Skip all pictures, then print the remaining material exactly.
#### DATA LINES ####
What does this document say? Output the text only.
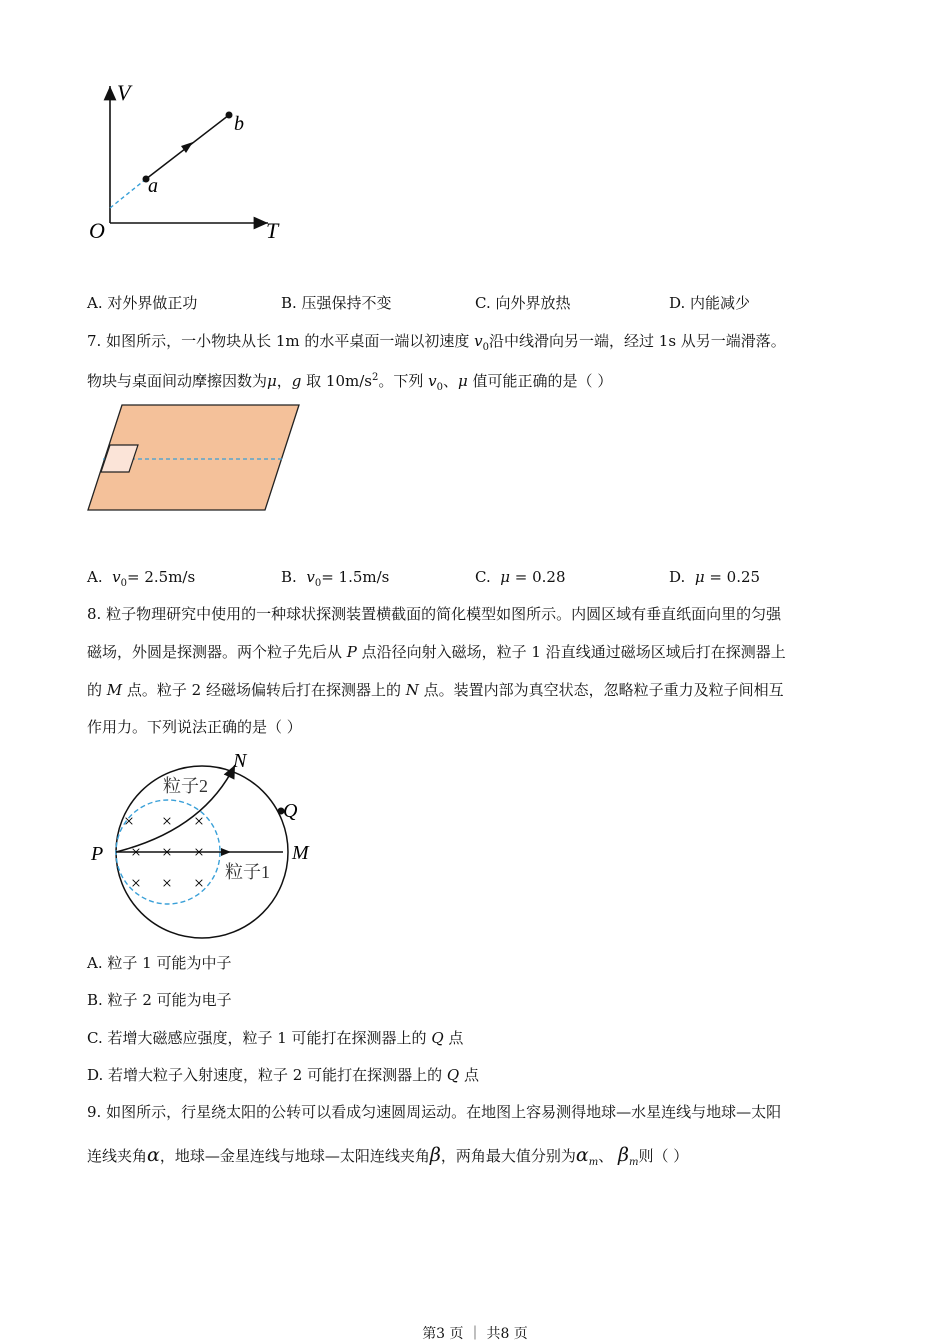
V
T
O
a
b
A. 对外界做正功	B. 压强保持不变	C. 向外界放热	D. 内能减少
7. 如图所示，一小物块从长 1m 的水平桌面一端以初速度 $v_0$沿中线滑向另一端，经过 1s 从另一端滑落。
物块与桌面间动摩擦因数为μ，g 取 $10m/s^2$。下列 $v_0$、μ 值可能正确的是（ ）
A. $v_0= 2.5m/s$	B. $v_0= 1.5m/s$	C. μ = 0.28	D. μ = 0.25
8. 粒子物理研究中使用的一种球状探测装置横截面的简化模型如图所示。内圆区域有垂直纸面向里的匀强
磁场，外圆是探测器。两个粒子先后从 P 点沿径向射入磁场，粒子 1 沿直线通过磁场区域后打在探测器上
的 M 点。粒子 2 经磁场偏转后打在探测器上的 N 点。装置内部为真空状态，忽略粒子重力及粒子间相互
作用力。下列说法正确的是（ ）
× × ×
× × ×
× × ×
N
Q
P	M
粒子2
粒子1
A. 粒子 1 可能为中子
B. 粒子 2 可能为电子
C. 若增大磁感应强度，粒子 1 可能打在探测器上的 Q 点
D. 若增大粒子入射速度，粒子 2 可能打在探测器上的 Q 点
9. 如图所示，行星绕太阳的公转可以看成匀速圆周运动。在地图上容易测得地球—水星连线与地球—太阳
连线夹角α，地球—金星连线与地球—太阳连线夹角β，两角最大值分别为$\alpha_m$、 $\beta_m$则（ ）
第3 页 ｜ 共8 页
####
**THE REPLY:**
What does this document say? Output the text only.
V
T
O
a
b
A. 对外界做正功	B. 压强保持不变	C. 向外界放热	D. 内能减少
7. 如图所示，一小物块从长 1m 的水平桌面一端以初速度 $v_0$沿中线滑向另一端，经过 1s 从另一端滑落。
物块与桌面间动摩擦因数为μ，g 取 $10m/s^2$。下列 $v_0$、μ 值可能正确的是（ ）
A. $v_0= 2.5m/s$	B. $v_0= 1.5m/s$	C. μ = 0.28	D. μ = 0.25
8. 粒子物理研究中使用的一种球状探测装置横截面的简化模型如图所示。内圆区域有垂直纸面向里的匀强
磁场，外圆是探测器。两个粒子先后从 P 点沿径向射入磁场，粒子 1 沿直线通过磁场区域后打在探测器上
的 M 点。粒子 2 经磁场偏转后打在探测器上的 N 点。装置内部为真空状态，忽略粒子重力及粒子间相互
作用力。下列说法正确的是（ ）
× × ×
× × ×
× × ×
N
Q
P	M
粒子2
粒子1
A. 粒子 1 可能为中子
B. 粒子 2 可能为电子
C. 若增大磁感应强度，粒子 1 可能打在探测器上的 Q 点
D. 若增大粒子入射速度，粒子 2 可能打在探测器上的 Q 点
9. 如图所示，行星绕太阳的公转可以看成匀速圆周运动。在地图上容易测得地球—水星连线与地球—太阳
连线夹角α，地球—金星连线与地球—太阳连线夹角β，两角最大值分别为$\alpha_m$、 $\beta_m$则（ ）
第3 页 ｜ 共8 页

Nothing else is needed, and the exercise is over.